## Exercise task
List every line in this data where the string "Through" occurs.

## Entries supplied
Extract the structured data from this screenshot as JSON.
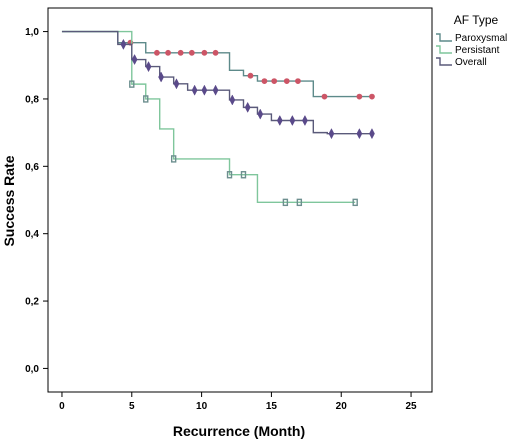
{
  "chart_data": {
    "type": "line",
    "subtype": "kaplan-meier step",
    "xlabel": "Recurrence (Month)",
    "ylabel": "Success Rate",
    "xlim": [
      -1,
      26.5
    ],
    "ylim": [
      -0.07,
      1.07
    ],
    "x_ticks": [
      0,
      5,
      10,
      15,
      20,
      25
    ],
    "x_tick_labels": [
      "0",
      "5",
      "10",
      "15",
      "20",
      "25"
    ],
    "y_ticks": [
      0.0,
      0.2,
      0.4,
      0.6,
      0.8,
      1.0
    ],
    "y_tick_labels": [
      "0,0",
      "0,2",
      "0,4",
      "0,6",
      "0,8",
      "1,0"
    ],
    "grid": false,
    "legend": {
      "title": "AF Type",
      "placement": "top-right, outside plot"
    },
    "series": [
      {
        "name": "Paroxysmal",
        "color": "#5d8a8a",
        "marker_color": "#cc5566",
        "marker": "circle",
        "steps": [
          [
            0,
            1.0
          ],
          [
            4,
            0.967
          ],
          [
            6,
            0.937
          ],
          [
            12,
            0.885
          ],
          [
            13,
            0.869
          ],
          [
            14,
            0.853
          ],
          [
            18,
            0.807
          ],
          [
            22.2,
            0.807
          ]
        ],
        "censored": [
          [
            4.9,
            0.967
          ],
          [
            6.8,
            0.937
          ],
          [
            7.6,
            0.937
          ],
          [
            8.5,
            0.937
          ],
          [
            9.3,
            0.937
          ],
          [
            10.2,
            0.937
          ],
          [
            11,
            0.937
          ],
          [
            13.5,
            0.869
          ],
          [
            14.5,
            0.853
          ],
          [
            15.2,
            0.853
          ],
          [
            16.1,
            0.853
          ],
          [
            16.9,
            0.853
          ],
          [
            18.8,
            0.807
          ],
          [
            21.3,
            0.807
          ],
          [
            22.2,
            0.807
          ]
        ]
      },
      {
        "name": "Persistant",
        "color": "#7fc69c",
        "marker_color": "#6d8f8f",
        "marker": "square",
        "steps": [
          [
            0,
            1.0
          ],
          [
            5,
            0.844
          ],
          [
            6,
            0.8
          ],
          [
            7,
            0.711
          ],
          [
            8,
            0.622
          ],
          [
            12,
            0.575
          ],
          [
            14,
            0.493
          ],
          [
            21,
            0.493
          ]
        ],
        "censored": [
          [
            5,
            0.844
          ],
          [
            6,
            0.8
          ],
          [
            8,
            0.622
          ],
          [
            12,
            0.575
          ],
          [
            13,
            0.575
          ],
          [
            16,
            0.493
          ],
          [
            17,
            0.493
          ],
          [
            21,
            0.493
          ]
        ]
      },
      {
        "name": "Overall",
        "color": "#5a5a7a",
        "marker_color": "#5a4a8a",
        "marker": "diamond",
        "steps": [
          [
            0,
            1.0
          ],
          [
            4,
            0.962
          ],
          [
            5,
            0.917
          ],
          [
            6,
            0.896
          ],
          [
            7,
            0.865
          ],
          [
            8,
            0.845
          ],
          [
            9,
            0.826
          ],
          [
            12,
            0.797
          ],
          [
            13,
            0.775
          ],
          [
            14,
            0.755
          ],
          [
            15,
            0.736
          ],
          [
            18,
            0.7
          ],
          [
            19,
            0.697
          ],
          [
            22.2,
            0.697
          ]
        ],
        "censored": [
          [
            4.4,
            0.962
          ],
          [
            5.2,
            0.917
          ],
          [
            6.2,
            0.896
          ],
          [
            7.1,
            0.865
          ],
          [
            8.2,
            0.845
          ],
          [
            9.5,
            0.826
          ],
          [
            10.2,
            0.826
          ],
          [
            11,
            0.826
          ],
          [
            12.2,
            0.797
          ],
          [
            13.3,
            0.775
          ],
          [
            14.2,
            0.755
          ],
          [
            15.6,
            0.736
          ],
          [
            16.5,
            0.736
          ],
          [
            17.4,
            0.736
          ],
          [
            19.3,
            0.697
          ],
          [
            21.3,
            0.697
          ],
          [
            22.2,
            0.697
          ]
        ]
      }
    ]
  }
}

...

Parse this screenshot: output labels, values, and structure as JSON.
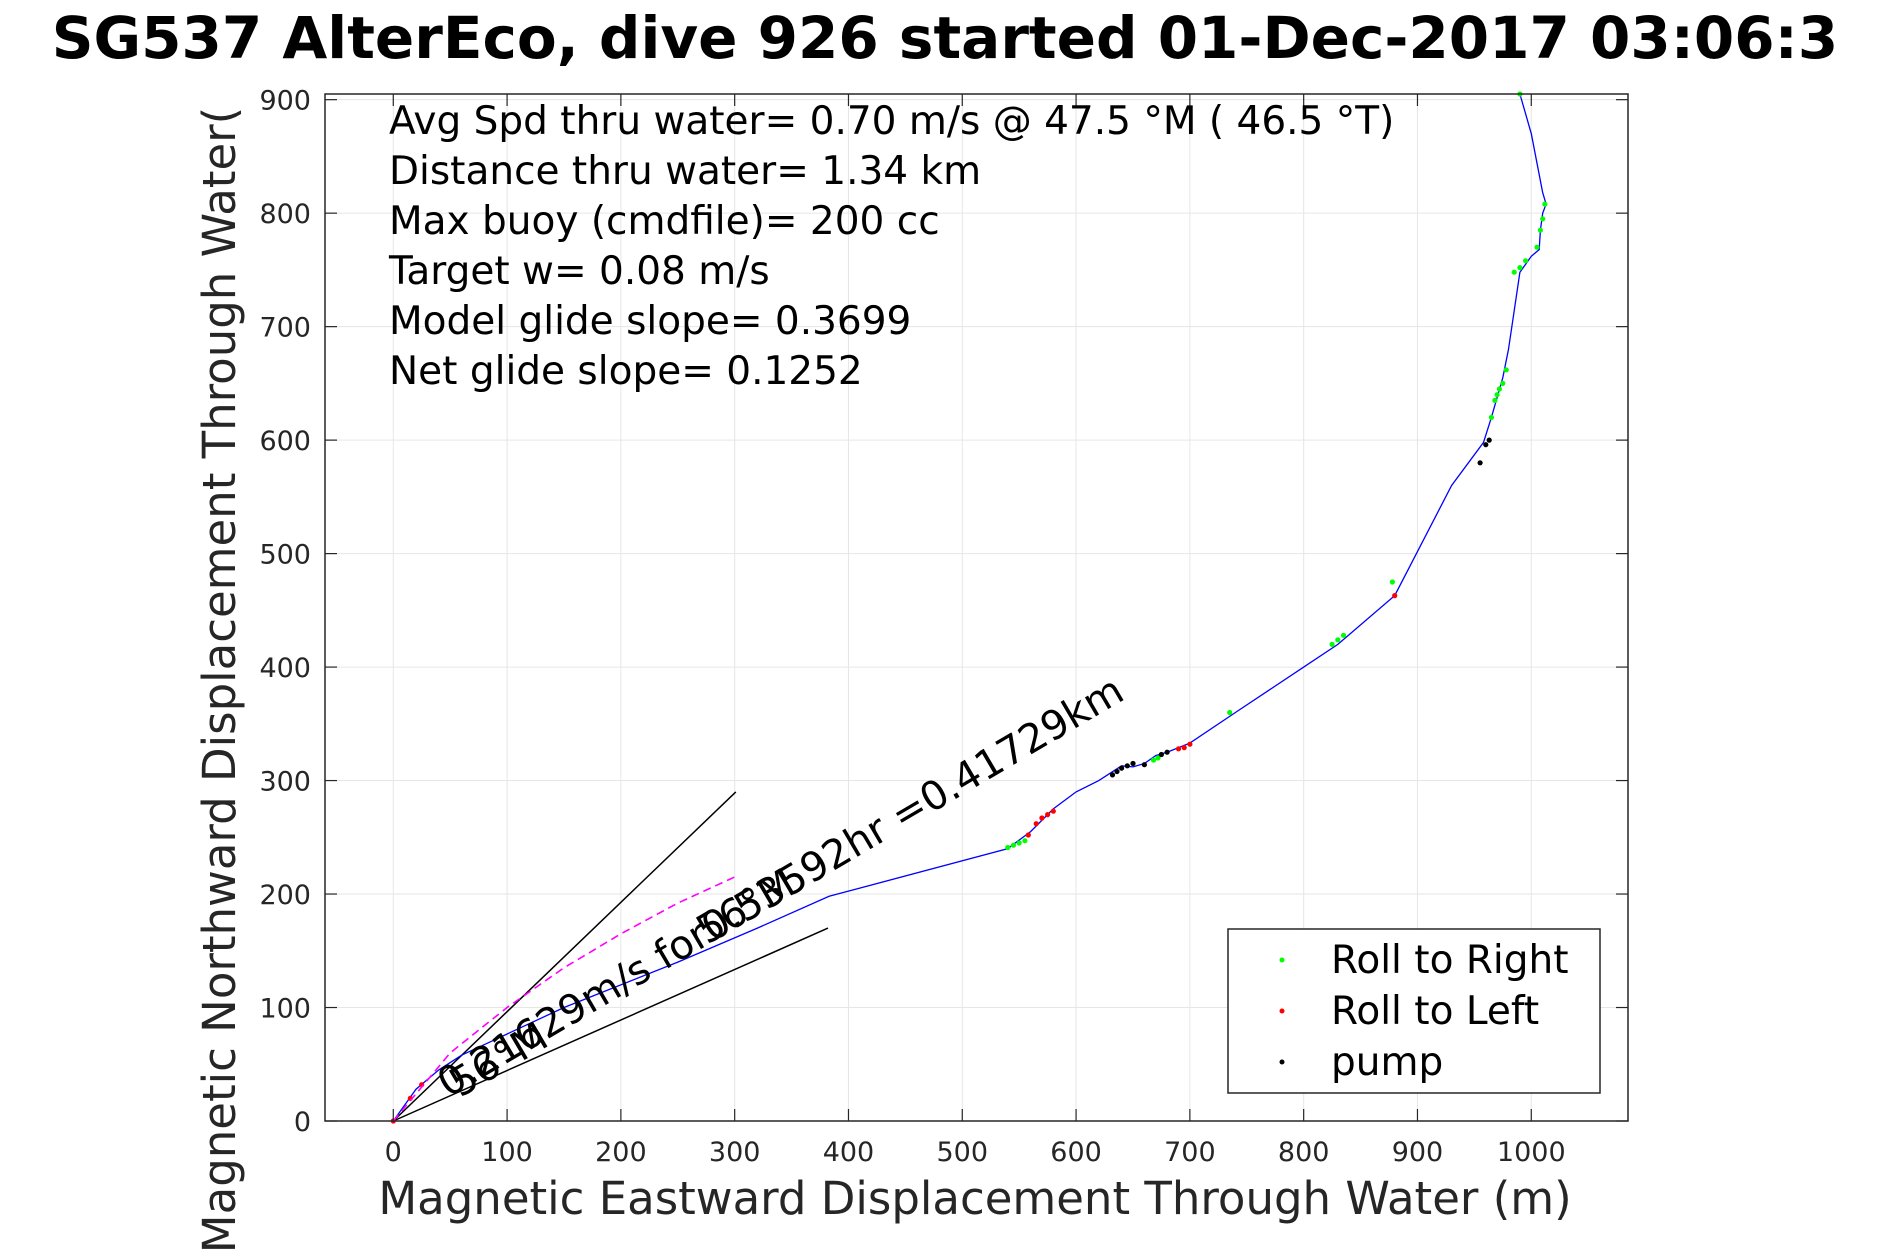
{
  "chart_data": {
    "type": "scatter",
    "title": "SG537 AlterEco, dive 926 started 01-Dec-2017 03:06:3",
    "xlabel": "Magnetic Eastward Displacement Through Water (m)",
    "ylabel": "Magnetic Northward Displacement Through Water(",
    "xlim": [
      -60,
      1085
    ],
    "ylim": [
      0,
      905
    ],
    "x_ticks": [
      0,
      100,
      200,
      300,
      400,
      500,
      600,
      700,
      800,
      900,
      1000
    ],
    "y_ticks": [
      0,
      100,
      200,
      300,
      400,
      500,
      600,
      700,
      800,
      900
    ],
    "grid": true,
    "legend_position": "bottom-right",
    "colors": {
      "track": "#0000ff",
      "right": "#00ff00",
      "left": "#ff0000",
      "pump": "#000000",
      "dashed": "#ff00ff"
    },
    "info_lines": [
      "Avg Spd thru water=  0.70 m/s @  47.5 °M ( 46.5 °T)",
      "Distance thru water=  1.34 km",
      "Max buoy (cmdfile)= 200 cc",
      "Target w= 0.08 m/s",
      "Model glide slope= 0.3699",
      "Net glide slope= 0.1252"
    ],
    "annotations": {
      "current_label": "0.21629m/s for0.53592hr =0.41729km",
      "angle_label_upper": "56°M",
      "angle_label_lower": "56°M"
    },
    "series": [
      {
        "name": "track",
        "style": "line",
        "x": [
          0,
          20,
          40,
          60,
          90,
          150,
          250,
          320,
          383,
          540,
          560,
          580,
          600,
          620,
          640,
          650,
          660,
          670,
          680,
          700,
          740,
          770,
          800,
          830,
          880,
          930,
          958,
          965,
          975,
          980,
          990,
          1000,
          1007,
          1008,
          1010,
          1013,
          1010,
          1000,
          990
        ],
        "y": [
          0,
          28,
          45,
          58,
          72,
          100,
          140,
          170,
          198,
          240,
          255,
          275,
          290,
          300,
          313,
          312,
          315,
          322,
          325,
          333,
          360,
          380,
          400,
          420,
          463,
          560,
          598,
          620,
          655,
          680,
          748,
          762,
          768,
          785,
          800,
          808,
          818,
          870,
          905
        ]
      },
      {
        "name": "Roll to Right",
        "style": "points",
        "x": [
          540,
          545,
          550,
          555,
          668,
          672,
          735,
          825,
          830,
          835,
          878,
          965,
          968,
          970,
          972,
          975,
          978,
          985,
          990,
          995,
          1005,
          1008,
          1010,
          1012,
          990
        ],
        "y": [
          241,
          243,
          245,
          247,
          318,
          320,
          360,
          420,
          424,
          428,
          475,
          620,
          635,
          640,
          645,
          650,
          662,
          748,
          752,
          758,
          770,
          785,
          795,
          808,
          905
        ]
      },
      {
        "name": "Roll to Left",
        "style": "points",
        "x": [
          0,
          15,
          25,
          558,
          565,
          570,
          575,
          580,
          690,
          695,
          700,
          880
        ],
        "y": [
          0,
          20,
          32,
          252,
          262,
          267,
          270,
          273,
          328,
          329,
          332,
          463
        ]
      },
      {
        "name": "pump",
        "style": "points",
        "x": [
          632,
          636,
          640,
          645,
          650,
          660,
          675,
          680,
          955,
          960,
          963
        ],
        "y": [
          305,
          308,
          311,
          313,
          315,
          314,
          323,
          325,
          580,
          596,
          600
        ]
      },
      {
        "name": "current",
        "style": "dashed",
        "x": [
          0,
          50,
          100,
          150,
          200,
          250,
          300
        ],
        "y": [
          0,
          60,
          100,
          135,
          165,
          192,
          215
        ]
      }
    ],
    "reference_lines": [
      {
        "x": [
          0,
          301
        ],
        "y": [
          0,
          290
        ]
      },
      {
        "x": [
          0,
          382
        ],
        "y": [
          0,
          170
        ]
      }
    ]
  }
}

## Answer to this exercise
    "xlabel": "Magnetic Eastward Displacement Through Water (m)",
    "ylabel": "Magnetic Northward Displacement Through Water(",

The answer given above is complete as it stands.